A.
Pengertian Hadits Dha’if
Dha’if secara bahasa berarti lemah, lawan dari kuat. Sedangkan
secara istilah adalah hadits yang tidak memenuhi kriteria yang terdapat dalam
hadits shahih maupun hadits hasan.
Hadits dha’if adalah hadits yang lemah yang disebabkan tidak
memenuhi salah satu atau lebih syarat-syarat yang terdapat pada hadits shahih
atau hadits hasan. Di antara yang menyebabkan hadits tersebut tidak memenuhi
syarat yang terdapat dalam hadits shahih ataupun hasan adalah karena:
1.
Terputus
sanadnya.
2.
Terdapat
di antara perawinya seorang yang tidak adil, maksudnya adalah perawi tersebut
dikatakan adil apabila ia seorang muslim, baligh, berakal, tidak fasiq dan
tidak tercemar muru’ahnya.
3.
Terdapat
juga di antara perawi hadits tersebut yang lemah ingatannya.
4.
Adanya
syadz (keganjilan atau sesuatu yang menyebabkan hadits tersebut menjadi
meragukan)
5.
Terdapat
illat (kecacatan) pada hadits tersebut.
B.
Hukum Meriwayatkan Hadits Dha’if
Para ahli hadits dan yang lainnya membolehkan agar bersikap longgar
(tasahul) terhadap
riwayat-riwayat yang dha’if (selama tidak sampai derajat maudhu’, karena hadits
maudhu’ tidak boleh diriwayatkan secara
mutlak) tanpa harus menjelaskan derajat kedha’ifannnya dan boleh juga
mengamalkannya, dengan syarat:
1.
Tidak
berhubungan dengan masalah akidah, seperti sifat-sifat Allah Ta’ala.
2.

## PETUNJUK TUGAS:
a. Salinlah bagian bacaan tentang hadits dha'if mulai dari "Hadits dha’if adalah" sampai "tidak tercemar muru’ahnya.".
b. Ubahlah baris-baris daftar dari baris yang memuat "svg-text:46.500: 46.500 [1694, 52, 1723, 64]" sampai baris yang memuat "svg-text:21 Aug 00:00: 21" dengan mengganti "Aug" menjadi "Agu". Tuliskan hanya baris-baris tersebut tanpa perubahan lain.
Bacaan di atas dan daftar sesudahnya berasal dari sumber yang berlainan.

## DATA TERSEDIA:
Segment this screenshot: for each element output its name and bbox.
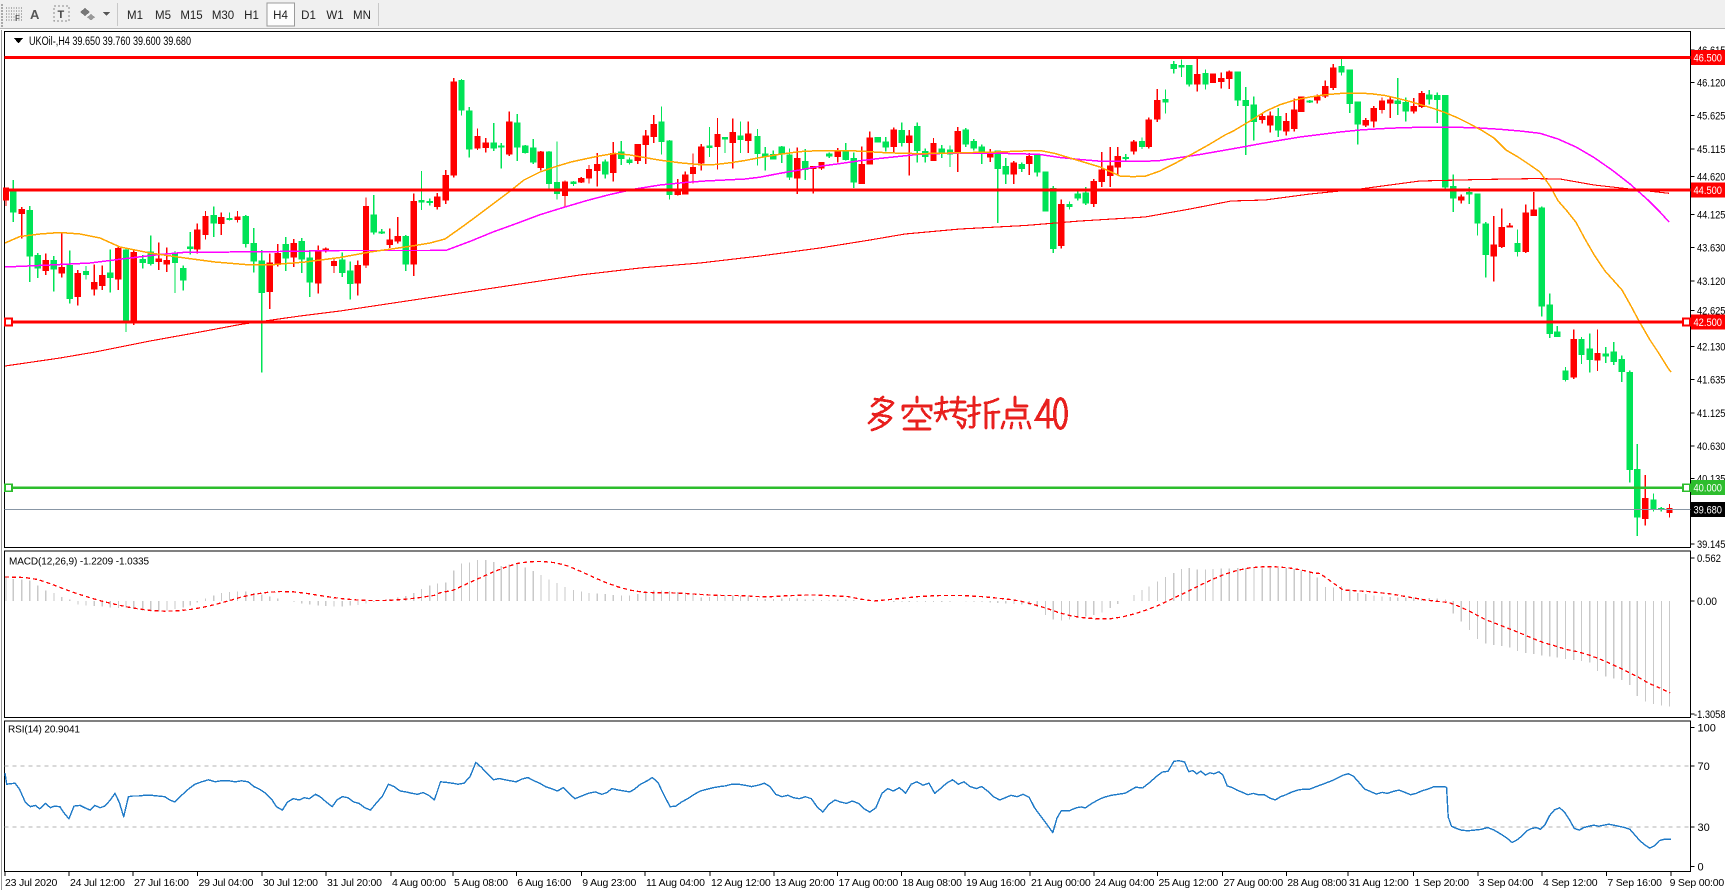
svg-text:46.500: 46.500 [1694, 52, 1723, 64]
svg-text:27 Aug 00:00: 27 Aug 00:00 [1224, 877, 1284, 889]
svg-text:42.500: 42.500 [1694, 317, 1723, 329]
svg-text:RSI(14) 20.9041: RSI(14) 20.9041 [8, 725, 80, 736]
svg-text:40.630: 40.630 [1697, 441, 1725, 453]
svg-text:A: A [30, 7, 40, 22]
svg-text:4 Aug 00:00: 4 Aug 00:00 [392, 877, 446, 889]
svg-text:7 Sep 16:00: 7 Sep 16:00 [1607, 877, 1662, 889]
svg-text:21 Aug 00:00: 21 Aug 00:00 [1031, 877, 1091, 889]
svg-text:28 Aug 08:00: 28 Aug 08:00 [1287, 877, 1347, 889]
svg-text:9 Sep 00:00: 9 Sep 00:00 [1670, 877, 1725, 889]
svg-text:39.680: 39.680 [1694, 505, 1723, 517]
svg-text:9 Aug 23:00: 9 Aug 23:00 [582, 877, 636, 889]
svg-text:31 Jul 20:00: 31 Jul 20:00 [327, 877, 382, 889]
svg-text:0.00: 0.00 [1697, 596, 1717, 608]
svg-text:D1: D1 [301, 10, 316, 22]
svg-text:42.130: 42.130 [1697, 342, 1725, 354]
svg-text:H1: H1 [244, 10, 259, 22]
svg-text:M5: M5 [155, 10, 171, 22]
svg-text:-1.3058: -1.3058 [1694, 709, 1725, 721]
svg-text:M15: M15 [180, 10, 202, 22]
svg-text:29 Jul 04:00: 29 Jul 04:00 [199, 877, 254, 889]
svg-text:3 Sep 04:00: 3 Sep 04:00 [1479, 877, 1534, 889]
svg-text:4 Sep 12:00: 4 Sep 12:00 [1543, 877, 1598, 889]
svg-text:24 Jul 12:00: 24 Jul 12:00 [70, 877, 125, 889]
svg-text:0.562: 0.562 [1697, 553, 1721, 565]
svg-text:100: 100 [1698, 723, 1716, 735]
svg-text:5 Aug 08:00: 5 Aug 08:00 [454, 877, 508, 889]
svg-text:24 Aug 04:00: 24 Aug 04:00 [1095, 877, 1155, 889]
svg-text:70: 70 [1698, 761, 1710, 773]
svg-text:12 Aug 12:00: 12 Aug 12:00 [711, 877, 771, 889]
svg-text:M30: M30 [212, 10, 234, 22]
svg-text:T: T [58, 9, 65, 21]
svg-text:19 Aug 16:00: 19 Aug 16:00 [966, 877, 1026, 889]
svg-text:H4: H4 [273, 10, 288, 22]
svg-text:6 Aug 16:00: 6 Aug 16:00 [517, 877, 571, 889]
svg-text:40.000: 40.000 [1694, 483, 1723, 495]
svg-text:0: 0 [1698, 862, 1704, 874]
svg-text:W1: W1 [326, 10, 343, 22]
svg-text:M1: M1 [127, 10, 143, 22]
svg-text:31 Aug 12:00: 31 Aug 12:00 [1349, 877, 1409, 889]
svg-text:MN: MN [353, 10, 371, 22]
svg-text:27 Jul 16:00: 27 Jul 16:00 [134, 877, 189, 889]
svg-text:UKOil-,H4 39.650 39.760 39.60: UKOil-,H4 39.650 39.760 39.600 39.680 [29, 36, 191, 48]
svg-text:11 Aug 04:00: 11 Aug 04:00 [646, 877, 705, 889]
svg-text:45.115: 45.115 [1697, 144, 1725, 156]
svg-text:MACD(12,26,9) -1.2209 -1.0335: MACD(12,26,9) -1.2209 -1.0335 [9, 557, 149, 568]
svg-text:41.125: 41.125 [1697, 408, 1725, 420]
svg-text:13 Aug 20:00: 13 Aug 20:00 [775, 877, 835, 889]
svg-text:30 Jul 12:00: 30 Jul 12:00 [263, 877, 318, 889]
svg-text:30: 30 [1698, 822, 1710, 834]
svg-text:43.630: 43.630 [1697, 242, 1725, 254]
svg-text:44.620: 44.620 [1697, 172, 1725, 184]
svg-text:1 Sep 20:00: 1 Sep 20:00 [1415, 877, 1470, 889]
svg-text:18 Aug 08:00: 18 Aug 08:00 [902, 877, 962, 889]
svg-text:45.625: 45.625 [1697, 110, 1725, 122]
svg-text:39.145: 39.145 [1697, 539, 1725, 551]
svg-text:25 Aug 12:00: 25 Aug 12:00 [1159, 877, 1219, 889]
svg-text:17 Aug 00:00: 17 Aug 00:00 [839, 877, 899, 889]
svg-text:44.500: 44.500 [1694, 185, 1723, 197]
svg-text:F: F [15, 14, 20, 23]
svg-text:23 Jul 2020: 23 Jul 2020 [5, 877, 57, 889]
svg-text:41.635: 41.635 [1697, 374, 1725, 386]
svg-text:46.120: 46.120 [1697, 78, 1725, 90]
svg-text:44.125: 44.125 [1697, 210, 1725, 222]
svg-text:43.120: 43.120 [1697, 276, 1725, 288]
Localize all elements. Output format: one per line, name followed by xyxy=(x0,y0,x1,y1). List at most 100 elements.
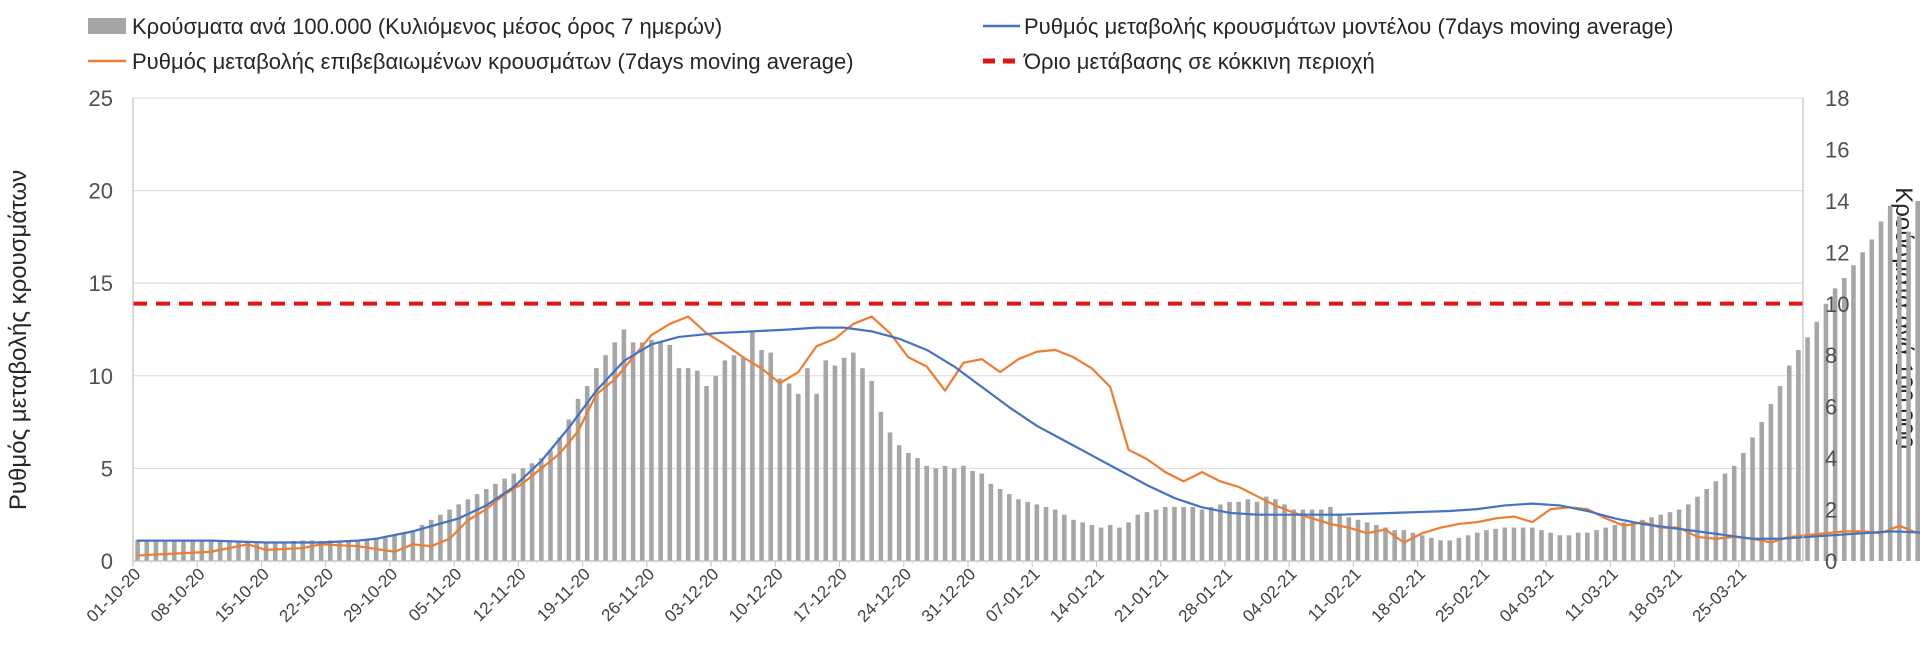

## JAWABAN TIAP TUGAS:
a.
Hadits dha’if adalah hadits yang lemah yang disebabkan tidak
memenuhi salah satu atau lebih syarat-syarat yang terdapat pada hadits shahih
atau hadits hasan. Di antara yang menyebabkan hadits tersebut tidak memenuhi
syarat yang terdapat dalam hadits shahih ataupun hasan adalah karena:
1.
Terputus
sanadnya.
2.
Terdapat
di antara perawinya seorang yang tidak adil, maksudnya adalah perawi tersebut
dikatakan adil apabila ia seorang muslim, baligh, berakal, tidak fasiq dan
tidak tercemar muru’ahnya.

b.
svg-text:46.500: 46.500 [1694, 52, 1723, 64]
svg-text:27 Agu 00:00: 27 Agu 00:00 [1224, 877, 1284, 889]
svg-text:42.500: 42.500 [1694, 317, 1723, 329]
svg-text:RSI(14) 20.9041: RSI(14) 20.9041 [8, 725, 80, 736]
svg-text:40.630: 40.630 [1697, 441, 1725, 453]
svg-text:A: A [30, 7, 40, 22]
svg-text:4 Agu 00:00: 4 Agu 00:00 [392, 877, 446, 889]
svg-text:7 Sep 16:00: 7 Sep 16:00 [1607, 877, 1662, 889]
svg-text:21 Agu 00:00: 21 Agu 00:00 [1031, 877, 1091, 889]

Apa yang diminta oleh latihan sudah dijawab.